GIVEN INSTRUCTION →
In the data that follows, find the line containing "Read all visible"; then quote that line and every line after it, exactly, through the last one.

PROVIDED RECORDS →

+++

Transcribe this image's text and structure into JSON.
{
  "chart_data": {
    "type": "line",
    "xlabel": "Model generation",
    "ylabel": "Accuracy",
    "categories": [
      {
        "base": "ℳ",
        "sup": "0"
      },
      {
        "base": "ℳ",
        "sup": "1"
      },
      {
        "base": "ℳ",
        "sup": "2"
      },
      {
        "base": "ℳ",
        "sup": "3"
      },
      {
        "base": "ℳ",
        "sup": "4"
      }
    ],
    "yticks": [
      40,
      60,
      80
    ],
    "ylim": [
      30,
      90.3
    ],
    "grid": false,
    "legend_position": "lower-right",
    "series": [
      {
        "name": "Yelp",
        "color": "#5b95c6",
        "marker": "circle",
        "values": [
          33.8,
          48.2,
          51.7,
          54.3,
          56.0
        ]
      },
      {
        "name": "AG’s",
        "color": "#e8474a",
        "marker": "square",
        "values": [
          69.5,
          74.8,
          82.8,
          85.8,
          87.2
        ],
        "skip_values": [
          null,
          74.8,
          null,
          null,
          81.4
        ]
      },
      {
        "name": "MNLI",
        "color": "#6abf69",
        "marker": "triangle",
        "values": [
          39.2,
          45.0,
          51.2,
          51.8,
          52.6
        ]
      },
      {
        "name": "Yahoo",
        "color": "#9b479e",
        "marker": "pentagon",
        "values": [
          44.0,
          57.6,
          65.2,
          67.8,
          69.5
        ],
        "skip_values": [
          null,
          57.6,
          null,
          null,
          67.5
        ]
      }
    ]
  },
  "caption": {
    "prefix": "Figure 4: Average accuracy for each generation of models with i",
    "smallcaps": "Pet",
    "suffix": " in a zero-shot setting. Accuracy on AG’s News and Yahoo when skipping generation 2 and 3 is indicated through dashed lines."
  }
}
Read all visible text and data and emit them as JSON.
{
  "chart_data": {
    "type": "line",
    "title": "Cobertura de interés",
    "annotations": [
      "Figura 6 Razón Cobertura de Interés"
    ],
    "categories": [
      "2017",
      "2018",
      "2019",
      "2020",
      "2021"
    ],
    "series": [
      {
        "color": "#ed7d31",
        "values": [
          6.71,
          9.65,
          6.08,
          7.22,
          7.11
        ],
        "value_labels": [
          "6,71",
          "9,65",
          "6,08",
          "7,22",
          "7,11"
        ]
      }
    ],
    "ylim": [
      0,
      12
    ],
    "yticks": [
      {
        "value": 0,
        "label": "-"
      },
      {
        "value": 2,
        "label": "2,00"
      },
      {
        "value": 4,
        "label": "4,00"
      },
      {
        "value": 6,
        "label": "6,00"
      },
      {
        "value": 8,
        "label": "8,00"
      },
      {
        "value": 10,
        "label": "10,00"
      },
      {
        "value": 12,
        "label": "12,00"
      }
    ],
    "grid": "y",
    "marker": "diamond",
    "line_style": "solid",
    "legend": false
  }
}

+++

SOLVED PROBLEM →
Read all visible text and data and emit them as JSON.
{
  "chart_data": {
    "type": "line",
    "title": "Cobertura de interés",
    "annotations": [
      "Figura 6 Razón Cobertura de Interés"
    ],
    "categories": [
      "2017",
      "2018",
      "2019",
      "2020",
      "2021"
    ],
    "series": [
      {
        "color": "#ed7d31",
        "values": [
          6.71,
          9.65,
          6.08,
          7.22,
          7.11
        ],
        "value_labels": [
          "6,71",
          "9,65",
          "6,08",
          "7,22",
          "7,11"
        ]
      }
    ],
    "ylim": [
      0,
      12
    ],
    "yticks": [
      {
        "value": 0,
        "label": "-"
      },
      {
        "value": 2,
        "label": "2,00"
      },
      {
        "value": 4,
        "label": "4,00"
      },
      {
        "value": 6,
        "label": "6,00"
      },
      {
        "value": 8,
        "label": "8,00"
      },
      {
        "value": 10,
        "label": "10,00"
      },
      {
        "value": 12,
        "label": "12,00"
      }
    ],
    "grid": "y",
    "marker": "diamond",
    "line_style": "solid",
    "legend": false
  }
}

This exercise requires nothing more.